┌─ INFORMATION PROVIDED

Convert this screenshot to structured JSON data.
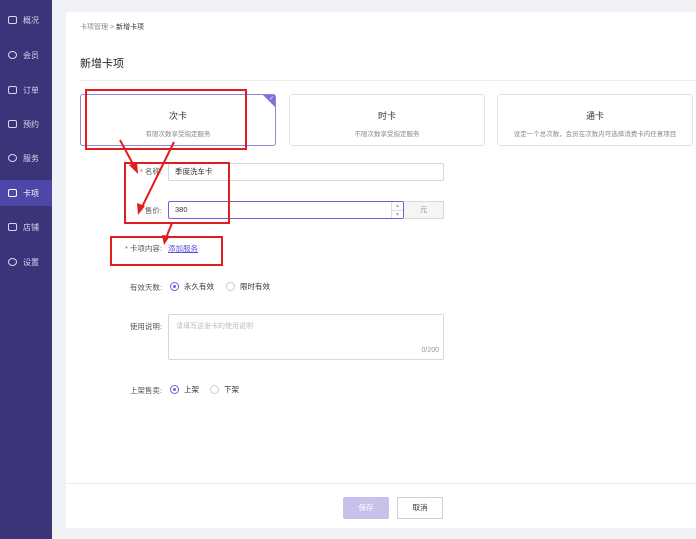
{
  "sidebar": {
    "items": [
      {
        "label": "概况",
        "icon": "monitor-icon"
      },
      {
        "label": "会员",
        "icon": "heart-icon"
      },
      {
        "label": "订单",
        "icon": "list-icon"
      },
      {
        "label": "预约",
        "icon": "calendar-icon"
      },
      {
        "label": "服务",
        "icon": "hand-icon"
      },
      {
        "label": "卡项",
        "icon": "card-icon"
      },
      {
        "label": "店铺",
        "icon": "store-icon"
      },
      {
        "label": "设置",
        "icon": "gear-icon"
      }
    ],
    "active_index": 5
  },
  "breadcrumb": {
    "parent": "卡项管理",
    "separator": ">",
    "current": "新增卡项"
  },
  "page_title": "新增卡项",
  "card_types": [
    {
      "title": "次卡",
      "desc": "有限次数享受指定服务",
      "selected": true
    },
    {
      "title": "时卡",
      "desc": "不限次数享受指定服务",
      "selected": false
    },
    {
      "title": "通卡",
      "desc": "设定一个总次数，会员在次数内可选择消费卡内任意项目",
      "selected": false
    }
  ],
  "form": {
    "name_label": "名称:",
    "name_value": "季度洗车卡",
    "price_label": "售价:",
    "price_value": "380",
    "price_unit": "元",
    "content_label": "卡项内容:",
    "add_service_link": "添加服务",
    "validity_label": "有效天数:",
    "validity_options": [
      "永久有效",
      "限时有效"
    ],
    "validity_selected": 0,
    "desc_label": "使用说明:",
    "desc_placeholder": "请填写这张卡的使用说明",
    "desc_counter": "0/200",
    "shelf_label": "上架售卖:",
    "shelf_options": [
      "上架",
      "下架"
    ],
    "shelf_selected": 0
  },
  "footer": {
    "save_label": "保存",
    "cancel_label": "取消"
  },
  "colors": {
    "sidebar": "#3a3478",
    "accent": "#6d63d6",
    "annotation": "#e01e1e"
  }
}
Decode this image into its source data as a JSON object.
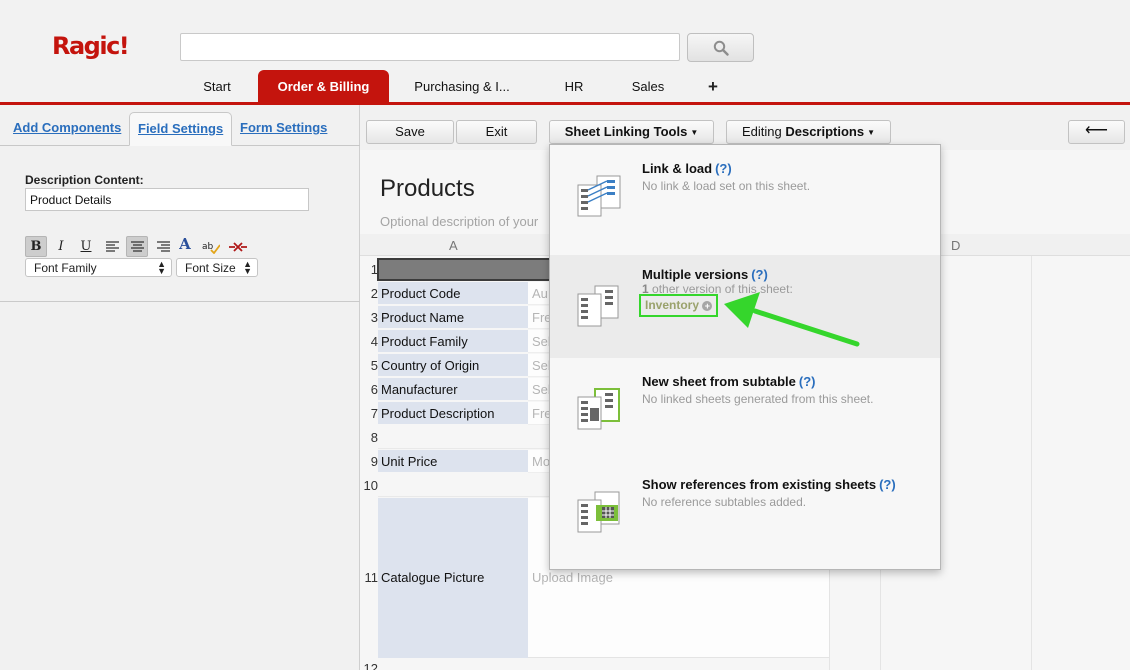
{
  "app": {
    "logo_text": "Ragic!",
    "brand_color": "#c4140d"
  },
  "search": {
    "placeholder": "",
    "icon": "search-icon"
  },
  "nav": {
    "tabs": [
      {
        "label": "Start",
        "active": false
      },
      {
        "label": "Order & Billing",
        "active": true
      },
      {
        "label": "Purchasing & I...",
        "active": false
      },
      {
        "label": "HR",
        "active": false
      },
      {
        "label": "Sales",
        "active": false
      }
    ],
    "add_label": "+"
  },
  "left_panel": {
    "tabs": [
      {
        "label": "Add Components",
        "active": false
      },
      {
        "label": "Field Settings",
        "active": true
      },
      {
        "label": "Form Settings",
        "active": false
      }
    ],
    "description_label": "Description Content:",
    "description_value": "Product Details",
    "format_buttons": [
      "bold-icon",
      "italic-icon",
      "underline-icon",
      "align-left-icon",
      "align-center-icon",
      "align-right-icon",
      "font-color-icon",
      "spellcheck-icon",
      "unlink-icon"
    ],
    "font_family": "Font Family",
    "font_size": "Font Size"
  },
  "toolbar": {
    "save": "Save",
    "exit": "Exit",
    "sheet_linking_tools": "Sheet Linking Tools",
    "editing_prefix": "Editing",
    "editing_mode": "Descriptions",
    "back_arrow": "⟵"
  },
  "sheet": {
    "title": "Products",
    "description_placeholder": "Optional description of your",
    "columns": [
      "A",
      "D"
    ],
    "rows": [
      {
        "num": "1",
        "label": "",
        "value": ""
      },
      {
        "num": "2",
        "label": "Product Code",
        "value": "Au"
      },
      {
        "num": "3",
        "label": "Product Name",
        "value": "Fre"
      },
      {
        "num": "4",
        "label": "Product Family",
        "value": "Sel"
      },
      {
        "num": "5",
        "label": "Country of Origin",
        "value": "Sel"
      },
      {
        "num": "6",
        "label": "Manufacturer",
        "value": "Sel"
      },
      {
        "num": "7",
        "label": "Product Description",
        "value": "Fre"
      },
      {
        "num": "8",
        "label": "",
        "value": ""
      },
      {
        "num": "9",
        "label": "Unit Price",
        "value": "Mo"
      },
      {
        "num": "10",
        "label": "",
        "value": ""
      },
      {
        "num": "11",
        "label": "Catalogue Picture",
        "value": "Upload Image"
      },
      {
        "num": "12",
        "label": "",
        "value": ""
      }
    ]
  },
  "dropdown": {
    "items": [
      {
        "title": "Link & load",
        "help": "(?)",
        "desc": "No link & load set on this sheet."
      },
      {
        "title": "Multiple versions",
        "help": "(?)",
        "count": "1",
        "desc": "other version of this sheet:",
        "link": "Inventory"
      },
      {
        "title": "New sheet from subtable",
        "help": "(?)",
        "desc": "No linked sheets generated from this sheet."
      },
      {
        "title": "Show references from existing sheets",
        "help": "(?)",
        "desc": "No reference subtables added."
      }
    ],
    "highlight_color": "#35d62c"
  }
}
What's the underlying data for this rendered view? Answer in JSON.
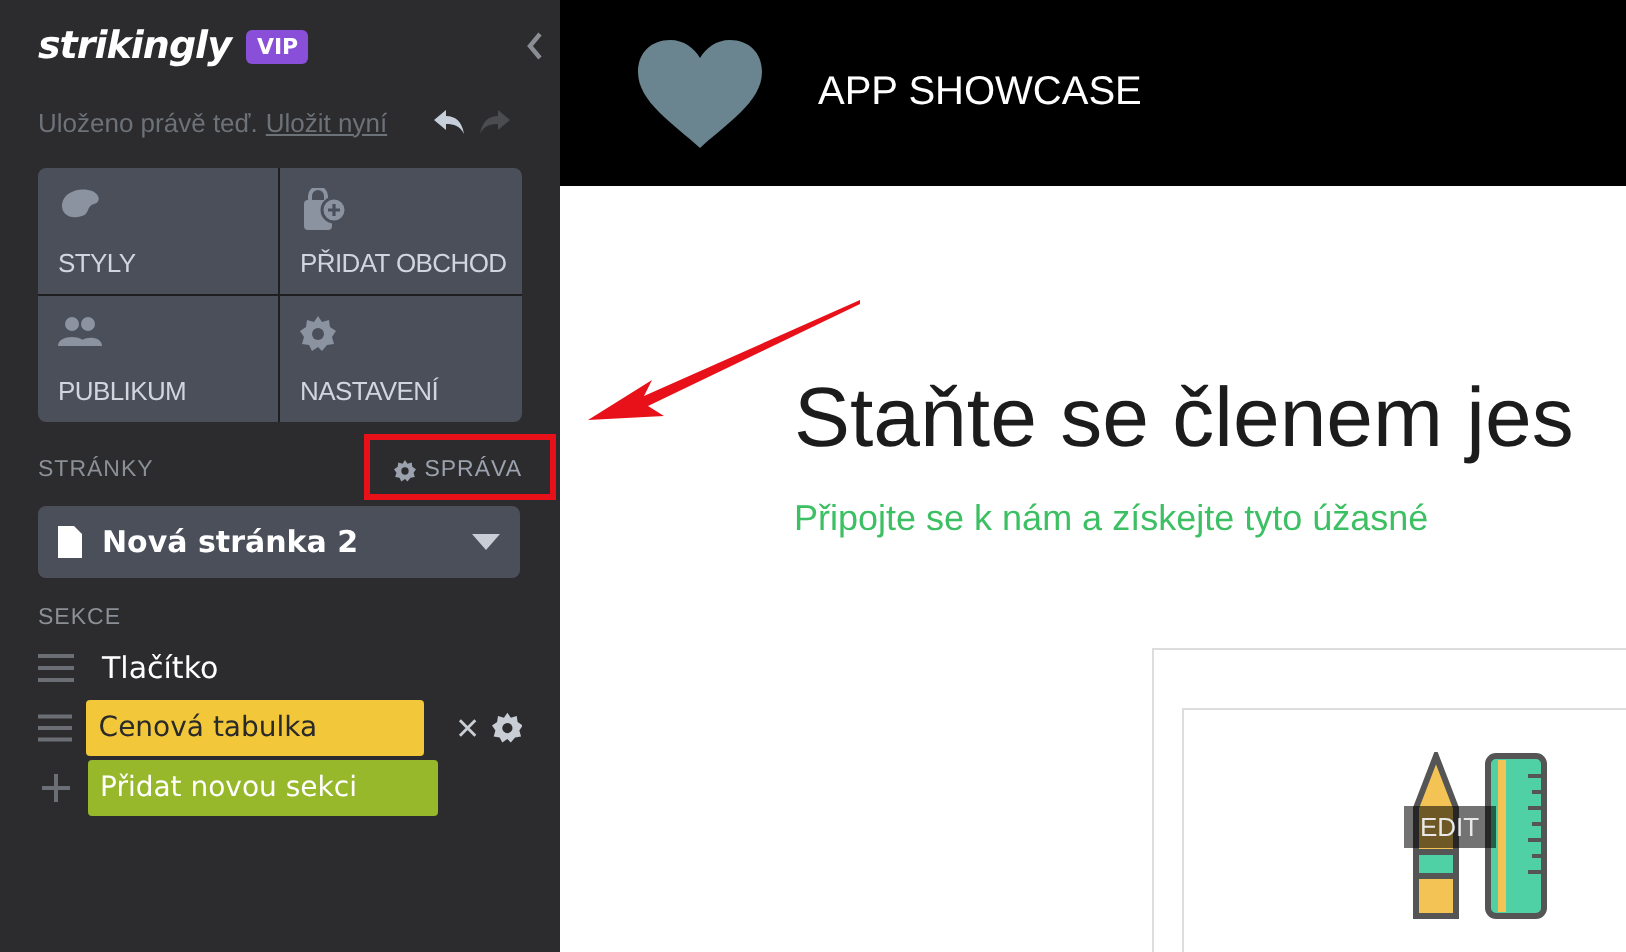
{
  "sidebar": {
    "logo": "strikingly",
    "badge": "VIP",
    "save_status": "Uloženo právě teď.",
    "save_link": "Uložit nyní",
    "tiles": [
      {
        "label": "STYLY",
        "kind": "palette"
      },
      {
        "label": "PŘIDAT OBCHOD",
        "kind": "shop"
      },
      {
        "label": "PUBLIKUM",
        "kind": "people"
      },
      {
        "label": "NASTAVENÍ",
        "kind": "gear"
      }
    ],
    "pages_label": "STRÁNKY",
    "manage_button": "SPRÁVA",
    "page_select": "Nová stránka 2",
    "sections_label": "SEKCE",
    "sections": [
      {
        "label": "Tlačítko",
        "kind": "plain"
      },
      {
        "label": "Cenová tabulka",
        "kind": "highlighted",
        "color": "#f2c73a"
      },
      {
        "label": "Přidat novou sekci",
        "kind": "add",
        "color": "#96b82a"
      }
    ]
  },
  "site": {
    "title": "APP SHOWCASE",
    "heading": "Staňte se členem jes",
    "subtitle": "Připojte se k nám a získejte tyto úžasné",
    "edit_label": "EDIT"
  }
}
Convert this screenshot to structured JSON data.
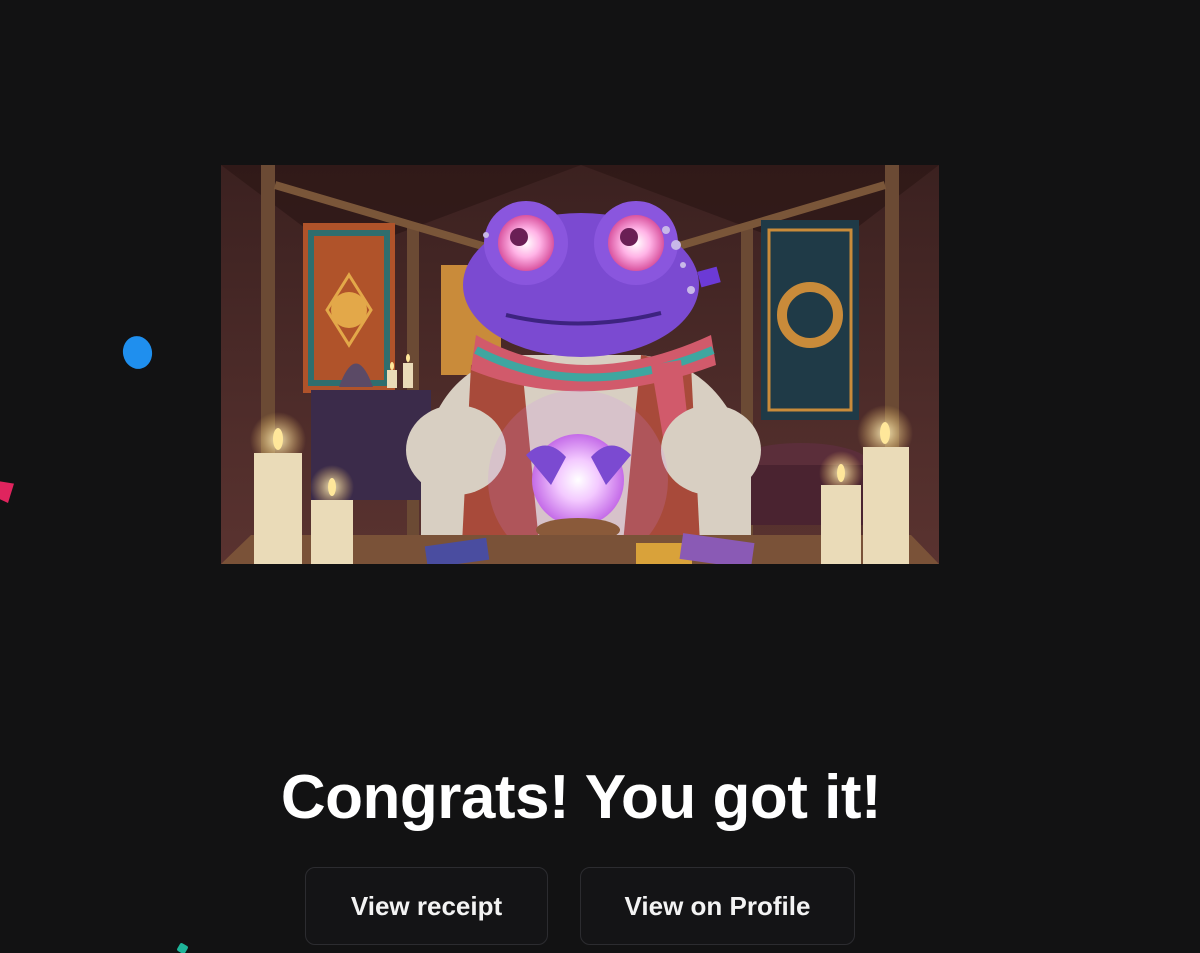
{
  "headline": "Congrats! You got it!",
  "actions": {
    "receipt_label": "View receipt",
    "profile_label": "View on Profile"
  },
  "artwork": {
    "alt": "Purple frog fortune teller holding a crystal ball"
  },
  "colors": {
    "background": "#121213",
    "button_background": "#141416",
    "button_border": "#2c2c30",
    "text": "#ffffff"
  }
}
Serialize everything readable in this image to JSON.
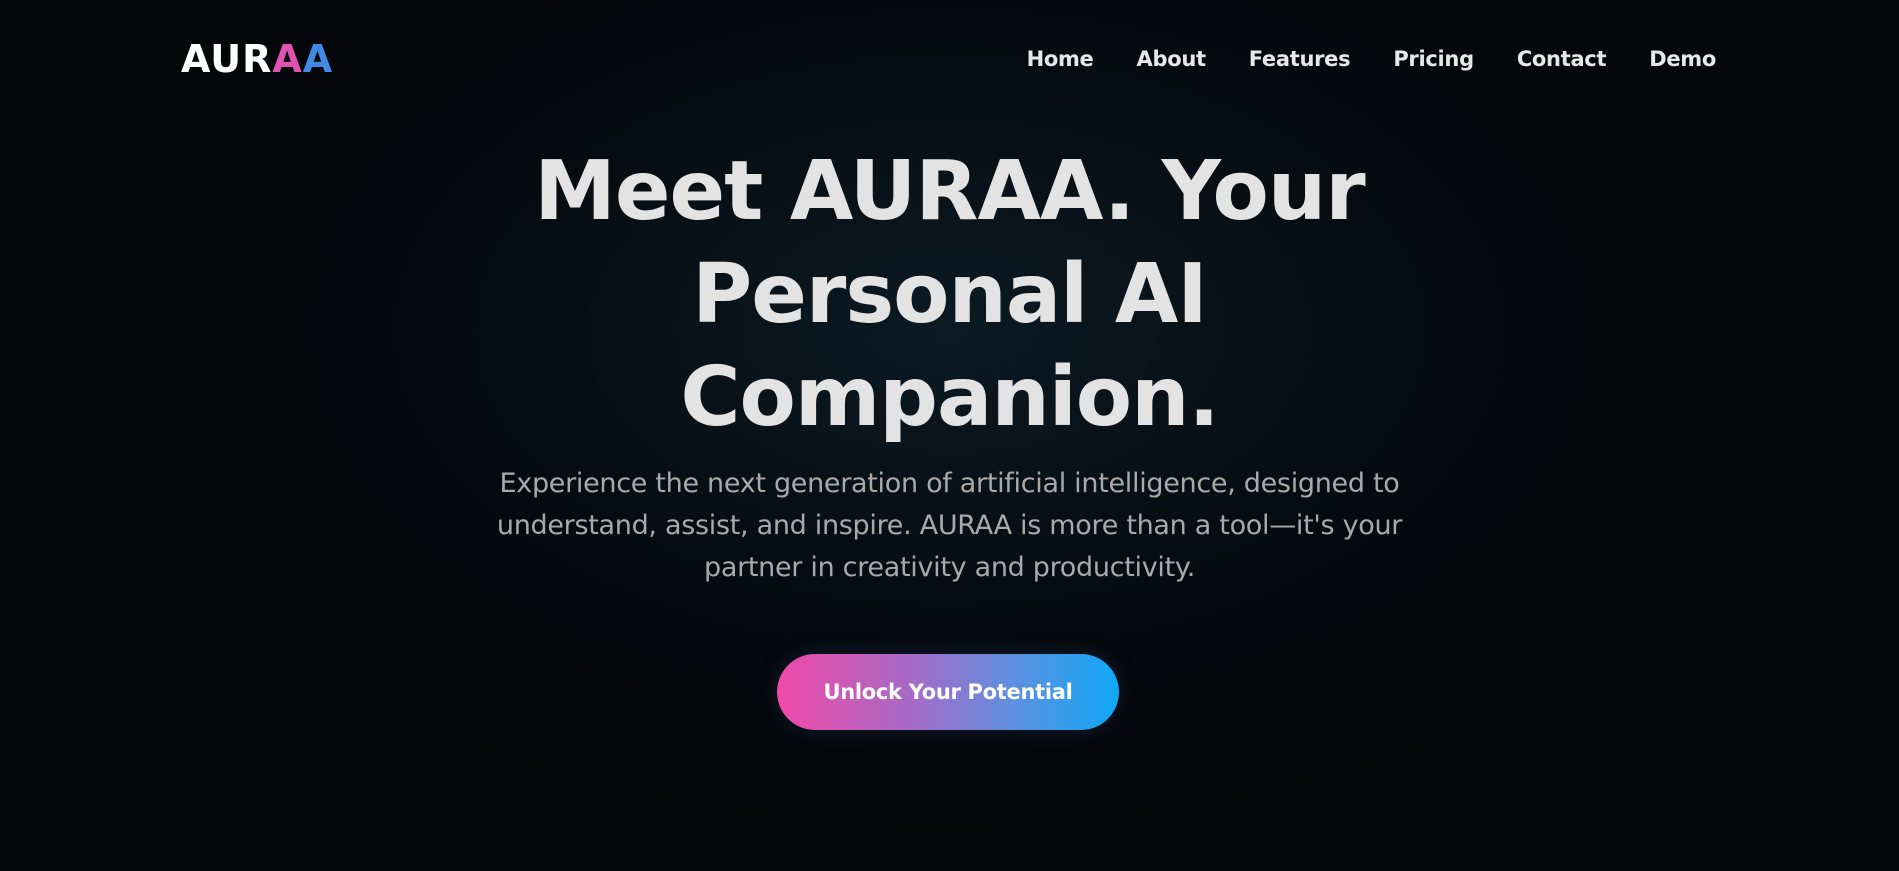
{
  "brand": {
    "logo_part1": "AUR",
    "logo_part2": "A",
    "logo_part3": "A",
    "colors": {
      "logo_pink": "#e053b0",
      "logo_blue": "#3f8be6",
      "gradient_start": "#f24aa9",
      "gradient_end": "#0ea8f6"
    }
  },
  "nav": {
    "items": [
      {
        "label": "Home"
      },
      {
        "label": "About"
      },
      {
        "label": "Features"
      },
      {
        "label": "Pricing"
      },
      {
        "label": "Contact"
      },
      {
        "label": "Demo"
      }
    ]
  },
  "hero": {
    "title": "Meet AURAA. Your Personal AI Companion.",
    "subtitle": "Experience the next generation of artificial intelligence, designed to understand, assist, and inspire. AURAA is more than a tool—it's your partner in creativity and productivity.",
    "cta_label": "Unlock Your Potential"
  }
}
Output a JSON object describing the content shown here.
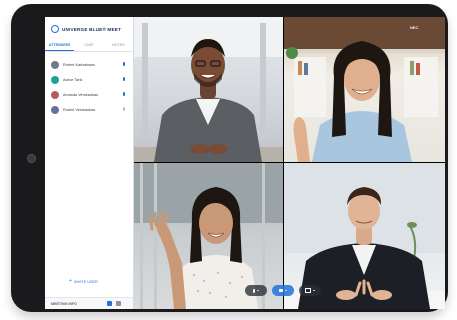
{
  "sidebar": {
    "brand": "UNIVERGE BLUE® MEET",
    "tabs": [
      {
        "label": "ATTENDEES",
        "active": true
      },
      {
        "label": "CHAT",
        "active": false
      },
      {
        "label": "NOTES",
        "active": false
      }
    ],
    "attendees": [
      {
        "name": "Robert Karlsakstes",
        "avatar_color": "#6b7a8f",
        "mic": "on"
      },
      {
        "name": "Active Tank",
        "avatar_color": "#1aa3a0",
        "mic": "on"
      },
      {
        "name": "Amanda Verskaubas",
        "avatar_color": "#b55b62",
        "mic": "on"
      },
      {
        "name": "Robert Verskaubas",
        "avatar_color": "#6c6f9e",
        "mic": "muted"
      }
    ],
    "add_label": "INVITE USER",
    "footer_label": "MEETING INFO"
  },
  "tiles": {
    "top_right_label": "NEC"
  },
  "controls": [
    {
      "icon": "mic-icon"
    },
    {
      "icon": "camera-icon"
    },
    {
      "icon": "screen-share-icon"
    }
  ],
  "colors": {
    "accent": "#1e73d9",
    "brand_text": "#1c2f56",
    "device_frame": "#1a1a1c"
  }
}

└─

▸ **REQUIRED TASK**
Identify each line in the records above that contains the word "subtitle", and copy it out in full.

▸ **THE OUTPUT**
    "subtitle": "Připojte se k nám a získejte tyto úžasné",
    "subtitle": "Experience the next generation of artificial intelligence, designed to understand, assist, and inspire. AURAA is more than a tool—it's your partner in creativity and productivity.",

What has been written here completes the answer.